Supplied material:
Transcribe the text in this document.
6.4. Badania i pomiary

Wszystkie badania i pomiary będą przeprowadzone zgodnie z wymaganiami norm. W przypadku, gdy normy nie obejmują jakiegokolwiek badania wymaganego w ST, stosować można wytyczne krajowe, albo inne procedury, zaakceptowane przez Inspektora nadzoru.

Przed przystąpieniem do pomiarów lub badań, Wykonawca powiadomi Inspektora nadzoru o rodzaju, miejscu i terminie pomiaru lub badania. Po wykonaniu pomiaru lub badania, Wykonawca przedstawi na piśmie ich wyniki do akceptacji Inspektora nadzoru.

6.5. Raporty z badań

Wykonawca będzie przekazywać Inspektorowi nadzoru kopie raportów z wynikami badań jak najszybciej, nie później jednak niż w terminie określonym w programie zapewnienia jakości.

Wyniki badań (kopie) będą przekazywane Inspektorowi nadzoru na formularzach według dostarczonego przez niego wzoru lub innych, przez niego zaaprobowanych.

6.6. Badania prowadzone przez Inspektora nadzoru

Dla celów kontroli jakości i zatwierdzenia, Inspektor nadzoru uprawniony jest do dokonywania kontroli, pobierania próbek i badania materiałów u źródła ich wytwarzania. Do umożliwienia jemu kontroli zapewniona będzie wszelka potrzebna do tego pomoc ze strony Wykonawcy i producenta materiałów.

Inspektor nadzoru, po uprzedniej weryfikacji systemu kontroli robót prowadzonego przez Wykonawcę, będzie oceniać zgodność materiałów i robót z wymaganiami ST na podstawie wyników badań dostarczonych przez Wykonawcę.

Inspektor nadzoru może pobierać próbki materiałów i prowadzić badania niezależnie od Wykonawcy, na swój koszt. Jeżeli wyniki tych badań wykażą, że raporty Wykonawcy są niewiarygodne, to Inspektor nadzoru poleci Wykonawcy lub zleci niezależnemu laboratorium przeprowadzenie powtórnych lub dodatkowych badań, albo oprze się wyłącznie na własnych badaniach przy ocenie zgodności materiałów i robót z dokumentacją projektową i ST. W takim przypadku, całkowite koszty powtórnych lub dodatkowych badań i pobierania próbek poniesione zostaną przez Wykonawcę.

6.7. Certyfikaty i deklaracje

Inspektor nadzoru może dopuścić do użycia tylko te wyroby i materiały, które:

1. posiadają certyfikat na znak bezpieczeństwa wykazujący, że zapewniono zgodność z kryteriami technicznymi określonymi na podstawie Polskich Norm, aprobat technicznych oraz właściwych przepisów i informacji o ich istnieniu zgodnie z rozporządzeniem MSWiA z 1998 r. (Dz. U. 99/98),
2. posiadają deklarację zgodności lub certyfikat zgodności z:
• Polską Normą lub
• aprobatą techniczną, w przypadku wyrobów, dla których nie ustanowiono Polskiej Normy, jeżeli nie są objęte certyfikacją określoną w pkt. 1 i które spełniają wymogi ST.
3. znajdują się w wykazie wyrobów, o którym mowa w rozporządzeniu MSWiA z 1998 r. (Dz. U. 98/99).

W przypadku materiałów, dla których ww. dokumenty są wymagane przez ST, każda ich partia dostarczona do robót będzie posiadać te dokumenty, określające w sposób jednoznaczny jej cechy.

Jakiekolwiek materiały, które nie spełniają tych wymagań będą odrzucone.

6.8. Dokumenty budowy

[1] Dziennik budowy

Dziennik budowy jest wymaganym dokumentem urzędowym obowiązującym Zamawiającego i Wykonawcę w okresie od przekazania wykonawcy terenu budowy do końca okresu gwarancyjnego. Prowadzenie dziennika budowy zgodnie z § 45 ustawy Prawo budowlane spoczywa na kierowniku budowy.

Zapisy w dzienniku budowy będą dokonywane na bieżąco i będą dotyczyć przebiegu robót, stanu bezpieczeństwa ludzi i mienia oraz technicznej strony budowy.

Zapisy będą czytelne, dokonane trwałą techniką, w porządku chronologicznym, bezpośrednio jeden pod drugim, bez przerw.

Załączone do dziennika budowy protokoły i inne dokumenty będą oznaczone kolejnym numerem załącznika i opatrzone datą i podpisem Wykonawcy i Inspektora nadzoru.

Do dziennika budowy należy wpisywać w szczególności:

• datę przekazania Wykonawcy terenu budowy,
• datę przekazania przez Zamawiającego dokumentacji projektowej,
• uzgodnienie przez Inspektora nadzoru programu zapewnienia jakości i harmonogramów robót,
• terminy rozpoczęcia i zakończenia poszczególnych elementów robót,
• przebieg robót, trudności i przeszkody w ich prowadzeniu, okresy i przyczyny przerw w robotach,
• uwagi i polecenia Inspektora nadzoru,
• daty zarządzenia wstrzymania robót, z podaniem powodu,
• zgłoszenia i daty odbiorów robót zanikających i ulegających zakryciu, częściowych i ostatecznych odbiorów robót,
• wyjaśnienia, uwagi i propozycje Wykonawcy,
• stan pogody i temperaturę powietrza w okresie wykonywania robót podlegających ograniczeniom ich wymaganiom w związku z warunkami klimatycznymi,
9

Work required:
Write down all the entries again without a single difference.

Written solution:
Transcribe the text in this document.
6.4. Badania i pomiary

Wszystkie badania i pomiary będą przeprowadzone zgodnie z wymaganiami norm. W przypadku, gdy normy nie obejmują jakiegokolwiek badania wymaganego w ST, stosować można wytyczne krajowe, albo inne procedury, zaakceptowane przez Inspektora nadzoru.

Przed przystąpieniem do pomiarów lub badań, Wykonawca powiadomi Inspektora nadzoru o rodzaju, miejscu i terminie pomiaru lub badania. Po wykonaniu pomiaru lub badania, Wykonawca przedstawi na piśmie ich wyniki do akceptacji Inspektora nadzoru.

6.5. Raporty z badań

Wykonawca będzie przekazywać Inspektorowi nadzoru kopie raportów z wynikami badań jak najszybciej, nie później jednak niż w terminie określonym w programie zapewnienia jakości.

Wyniki badań (kopie) będą przekazywane Inspektorowi nadzoru na formularzach według dostarczonego przez niego wzoru lub innych, przez niego zaaprobowanych.

6.6. Badania prowadzone przez Inspektora nadzoru

Dla celów kontroli jakości i zatwierdzenia, Inspektor nadzoru uprawniony jest do dokonywania kontroli, pobierania próbek i badania materiałów u źródła ich wytwarzania. Do umożliwienia jemu kontroli zapewniona będzie wszelka potrzebna do tego pomoc ze strony Wykonawcy i producenta materiałów.

Inspektor nadzoru, po uprzedniej weryfikacji systemu kontroli robót prowadzonego przez Wykonawcę, będzie oceniać zgodność materiałów i robót z wymaganiami ST na podstawie wyników badań dostarczonych przez Wykonawcę.

Inspektor nadzoru może pobierać próbki materiałów i prowadzić badania niezależnie od Wykonawcy, na swój koszt. Jeżeli wyniki tych badań wykażą, że raporty Wykonawcy są niewiarygodne, to Inspektor nadzoru poleci Wykonawcy lub zleci niezależnemu laboratorium przeprowadzenie powtórnych lub dodatkowych badań, albo oprze się wyłącznie na własnych badaniach przy ocenie zgodności materiałów i robót z dokumentacją projektową i ST. W takim przypadku, całkowite koszty powtórnych lub dodatkowych badań i pobierania próbek poniesione zostaną przez Wykonawcę.

6.7. Certyfikaty i deklaracje

Inspektor nadzoru może dopuścić do użycia tylko te wyroby i materiały, które:

1. posiadają certyfikat na znak bezpieczeństwa wykazujący, że zapewniono zgodność z kryteriami technicznymi określonymi na podstawie Polskich Norm, aprobat technicznych oraz właściwych przepisów i informacji o ich istnieniu zgodnie z rozporządzeniem MSWiA z 1998 r. (Dz. U. 99/98),
2. posiadają deklarację zgodności lub certyfikat zgodności z:
• Polską Normą lub
• aprobatą techniczną, w przypadku wyrobów, dla których nie ustanowiono Polskiej Normy, jeżeli nie są objęte certyfikacją określoną w pkt. 1 i które spełniają wymogi ST.
3. znajdują się w wykazie wyrobów, o którym mowa w rozporządzeniu MSWiA z 1998 r. (Dz. U. 98/99).

W przypadku materiałów, dla których ww. dokumenty są wymagane przez ST, każda ich partia dostarczona do robót będzie posiadać te dokumenty, określające w sposób jednoznaczny jej cechy.

Jakiekolwiek materiały, które nie spełniają tych wymagań będą odrzucone.

6.8. Dokumenty budowy

[1] Dziennik budowy

Dziennik budowy jest wymaganym dokumentem urzędowym obowiązującym Zamawiającego i Wykonawcę w okresie od przekazania wykonawcy terenu budowy do końca okresu gwarancyjnego. Prowadzenie dziennika budowy zgodnie z § 45 ustawy Prawo budowlane spoczywa na kierowniku budowy.

Zapisy w dzienniku budowy będą dokonywane na bieżąco i będą dotyczyć przebiegu robót, stanu bezpieczeństwa ludzi i mienia oraz technicznej strony budowy.

Zapisy będą czytelne, dokonane trwałą techniką, w porządku chronologicznym, bezpośrednio jeden pod drugim, bez przerw.

Załączone do dziennika budowy protokoły i inne dokumenty będą oznaczone kolejnym numerem załącznika i opatrzone datą i podpisem Wykonawcy i Inspektora nadzoru.

Do dziennika budowy należy wpisywać w szczególności:

• datę przekazania Wykonawcy terenu budowy,
• datę przekazania przez Zamawiającego dokumentacji projektowej,
• uzgodnienie przez Inspektora nadzoru programu zapewnienia jakości i harmonogramów robót,
• terminy rozpoczęcia i zakończenia poszczególnych elementów robót,
• przebieg robót, trudności i przeszkody w ich prowadzeniu, okresy i przyczyny przerw w robotach,
• uwagi i polecenia Inspektora nadzoru,
• daty zarządzenia wstrzymania robót, z podaniem powodu,
• zgłoszenia i daty odbiorów robót zanikających i ulegających zakryciu, częściowych i ostatecznych odbiorów robót,
• wyjaśnienia, uwagi i propozycje Wykonawcy,
• stan pogody i temperaturę powietrza w okresie wykonywania robót podlegających ograniczeniom ich wymaganiom w związku z warunkami klimatycznymi,
9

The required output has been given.